Short task:
Exactly repeat the full listing that follows.

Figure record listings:
..............................

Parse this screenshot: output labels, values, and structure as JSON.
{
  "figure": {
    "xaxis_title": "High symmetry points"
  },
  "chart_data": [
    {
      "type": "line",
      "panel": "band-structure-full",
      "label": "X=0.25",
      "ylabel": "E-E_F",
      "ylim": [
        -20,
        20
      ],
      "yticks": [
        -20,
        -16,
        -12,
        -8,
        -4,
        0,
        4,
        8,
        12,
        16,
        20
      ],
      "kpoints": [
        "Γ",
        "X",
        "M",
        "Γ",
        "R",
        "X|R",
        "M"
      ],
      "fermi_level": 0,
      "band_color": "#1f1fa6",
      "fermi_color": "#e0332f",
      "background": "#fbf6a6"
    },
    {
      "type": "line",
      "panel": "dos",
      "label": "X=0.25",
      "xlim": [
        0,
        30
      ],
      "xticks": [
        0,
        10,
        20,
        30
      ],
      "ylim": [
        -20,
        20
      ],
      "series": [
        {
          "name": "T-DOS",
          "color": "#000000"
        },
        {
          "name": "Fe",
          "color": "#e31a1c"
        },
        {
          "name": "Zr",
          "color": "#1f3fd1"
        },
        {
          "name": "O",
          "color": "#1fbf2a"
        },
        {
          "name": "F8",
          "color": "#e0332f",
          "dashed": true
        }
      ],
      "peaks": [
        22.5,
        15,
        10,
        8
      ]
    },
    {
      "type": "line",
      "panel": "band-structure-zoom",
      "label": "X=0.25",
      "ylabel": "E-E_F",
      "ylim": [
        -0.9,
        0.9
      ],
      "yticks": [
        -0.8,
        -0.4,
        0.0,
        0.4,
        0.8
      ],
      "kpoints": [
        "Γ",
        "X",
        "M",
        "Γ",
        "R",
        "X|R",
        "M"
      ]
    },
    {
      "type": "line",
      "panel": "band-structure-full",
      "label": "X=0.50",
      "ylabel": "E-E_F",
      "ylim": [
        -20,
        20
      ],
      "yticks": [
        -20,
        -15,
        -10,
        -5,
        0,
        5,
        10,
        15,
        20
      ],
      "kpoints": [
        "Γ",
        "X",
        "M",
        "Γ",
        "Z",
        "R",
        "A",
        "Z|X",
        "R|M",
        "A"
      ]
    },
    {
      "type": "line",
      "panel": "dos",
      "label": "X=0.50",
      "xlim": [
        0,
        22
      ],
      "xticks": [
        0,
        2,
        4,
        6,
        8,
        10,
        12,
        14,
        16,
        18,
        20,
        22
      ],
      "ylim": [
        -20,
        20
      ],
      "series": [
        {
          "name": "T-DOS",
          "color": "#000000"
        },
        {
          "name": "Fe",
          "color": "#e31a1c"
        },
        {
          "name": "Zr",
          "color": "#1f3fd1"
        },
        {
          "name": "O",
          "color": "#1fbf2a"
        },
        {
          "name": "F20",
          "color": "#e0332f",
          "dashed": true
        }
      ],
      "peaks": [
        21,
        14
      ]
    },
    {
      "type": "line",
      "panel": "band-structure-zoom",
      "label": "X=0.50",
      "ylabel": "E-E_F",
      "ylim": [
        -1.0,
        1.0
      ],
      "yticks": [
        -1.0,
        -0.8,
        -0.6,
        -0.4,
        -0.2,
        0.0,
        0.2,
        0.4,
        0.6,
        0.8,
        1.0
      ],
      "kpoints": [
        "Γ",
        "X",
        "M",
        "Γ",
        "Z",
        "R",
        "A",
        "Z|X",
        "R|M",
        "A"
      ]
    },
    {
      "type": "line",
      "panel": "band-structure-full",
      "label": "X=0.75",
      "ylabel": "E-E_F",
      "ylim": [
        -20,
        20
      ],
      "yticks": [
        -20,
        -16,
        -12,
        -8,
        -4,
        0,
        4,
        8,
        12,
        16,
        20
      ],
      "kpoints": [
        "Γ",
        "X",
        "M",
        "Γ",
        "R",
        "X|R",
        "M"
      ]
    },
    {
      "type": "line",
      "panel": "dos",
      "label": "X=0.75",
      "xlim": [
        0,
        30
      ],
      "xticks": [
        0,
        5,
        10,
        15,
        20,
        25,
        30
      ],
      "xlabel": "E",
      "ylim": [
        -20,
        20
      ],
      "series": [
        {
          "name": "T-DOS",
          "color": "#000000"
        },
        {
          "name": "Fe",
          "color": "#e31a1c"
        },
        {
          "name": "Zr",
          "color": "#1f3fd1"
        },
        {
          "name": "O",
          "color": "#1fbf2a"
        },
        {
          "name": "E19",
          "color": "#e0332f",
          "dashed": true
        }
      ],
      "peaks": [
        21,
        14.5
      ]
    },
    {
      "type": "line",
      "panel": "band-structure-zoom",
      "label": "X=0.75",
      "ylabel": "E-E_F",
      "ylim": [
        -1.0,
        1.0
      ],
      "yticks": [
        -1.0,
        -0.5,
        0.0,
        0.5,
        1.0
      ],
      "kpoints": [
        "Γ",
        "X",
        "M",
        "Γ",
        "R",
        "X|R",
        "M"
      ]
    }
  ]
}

..............................

Result:
Parse this screenshot: output labels, values, and structure as JSON.
{
  "figure": {
    "xaxis_title": "High symmetry points"
  },
  "chart_data": [
    {
      "type": "line",
      "panel": "band-structure-full",
      "label": "X=0.25",
      "ylabel": "E-E_F",
      "ylim": [
        -20,
        20
      ],
      "yticks": [
        -20,
        -16,
        -12,
        -8,
        -4,
        0,
        4,
        8,
        12,
        16,
        20
      ],
      "kpoints": [
        "Γ",
        "X",
        "M",
        "Γ",
        "R",
        "X|R",
        "M"
      ],
      "fermi_level": 0,
      "band_color": "#1f1fa6",
      "fermi_color": "#e0332f",
      "background": "#fbf6a6"
    },
    {
      "type": "line",
      "panel": "dos",
      "label": "X=0.25",
      "xlim": [
        0,
        30
      ],
      "xticks": [
        0,
        10,
        20,
        30
      ],
      "ylim": [
        -20,
        20
      ],
      "series": [
        {
          "name": "T-DOS",
          "color": "#000000"
        },
        {
          "name": "Fe",
          "color": "#e31a1c"
        },
        {
          "name": "Zr",
          "color": "#1f3fd1"
        },
        {
          "name": "O",
          "color": "#1fbf2a"
        },
        {
          "name": "F8",
          "color": "#e0332f",
          "dashed": true
        }
      ],
      "peaks": [
        22.5,
        15,
        10,
        8
      ]
    },
    {
      "type": "line",
      "panel": "band-structure-zoom",
      "label": "X=0.25",
      "ylabel": "E-E_F",
      "ylim": [
        -0.9,
        0.9
      ],
      "yticks": [
        -0.8,
        -0.4,
        0.0,
        0.4,
        0.8
      ],
      "kpoints": [
        "Γ",
        "X",
        "M",
        "Γ",
        "R",
        "X|R",
        "M"
      ]
    },
    {
      "type": "line",
      "panel": "band-structure-full",
      "label": "X=0.50",
      "ylabel": "E-E_F",
      "ylim": [
        -20,
        20
      ],
      "yticks": [
        -20,
        -15,
        -10,
        -5,
        0,
        5,
        10,
        15,
        20
      ],
      "kpoints": [
        "Γ",
        "X",
        "M",
        "Γ",
        "Z",
        "R",
        "A",
        "Z|X",
        "R|M",
        "A"
      ]
    },
    {
      "type": "line",
      "panel": "dos",
      "label": "X=0.50",
      "xlim": [
        0,
        22
      ],
      "xticks": [
        0,
        2,
        4,
        6,
        8,
        10,
        12,
        14,
        16,
        18,
        20,
        22
      ],
      "ylim": [
        -20,
        20
      ],
      "series": [
        {
          "name": "T-DOS",
          "color": "#000000"
        },
        {
          "name": "Fe",
          "color": "#e31a1c"
        },
        {
          "name": "Zr",
          "color": "#1f3fd1"
        },
        {
          "name": "O",
          "color": "#1fbf2a"
        },
        {
          "name": "F20",
          "color": "#e0332f",
          "dashed": true
        }
      ],
      "peaks": [
        21,
        14
      ]
    },
    {
      "type": "line",
      "panel": "band-structure-zoom",
      "label": "X=0.50",
      "ylabel": "E-E_F",
      "ylim": [
        -1.0,
        1.0
      ],
      "yticks": [
        -1.0,
        -0.8,
        -0.6,
        -0.4,
        -0.2,
        0.0,
        0.2,
        0.4,
        0.6,
        0.8,
        1.0
      ],
      "kpoints": [
        "Γ",
        "X",
        "M",
        "Γ",
        "Z",
        "R",
        "A",
        "Z|X",
        "R|M",
        "A"
      ]
    },
    {
      "type": "line",
      "panel": "band-structure-full",
      "label": "X=0.75",
      "ylabel": "E-E_F",
      "ylim": [
        -20,
        20
      ],
      "yticks": [
        -20,
        -16,
        -12,
        -8,
        -4,
        0,
        4,
        8,
        12,
        16,
        20
      ],
      "kpoints": [
        "Γ",
        "X",
        "M",
        "Γ",
        "R",
        "X|R",
        "M"
      ]
    },
    {
      "type": "line",
      "panel": "dos",
      "label": "X=0.75",
      "xlim": [
        0,
        30
      ],
      "xticks": [
        0,
        5,
        10,
        15,
        20,
        25,
        30
      ],
      "xlabel": "E",
      "ylim": [
        -20,
        20
      ],
      "series": [
        {
          "name": "T-DOS",
          "color": "#000000"
        },
        {
          "name": "Fe",
          "color": "#e31a1c"
        },
        {
          "name": "Zr",
          "color": "#1f3fd1"
        },
        {
          "name": "O",
          "color": "#1fbf2a"
        },
        {
          "name": "E19",
          "color": "#e0332f",
          "dashed": true
        }
      ],
      "peaks": [
        21,
        14.5
      ]
    },
    {
      "type": "line",
      "panel": "band-structure-zoom",
      "label": "X=0.75",
      "ylabel": "E-E_F",
      "ylim": [
        -1.0,
        1.0
      ],
      "yticks": [
        -1.0,
        -0.5,
        0.0,
        0.5,
        1.0
      ],
      "kpoints": [
        "Γ",
        "X",
        "M",
        "Γ",
        "R",
        "X|R",
        "M"
      ]
    }
  ]
}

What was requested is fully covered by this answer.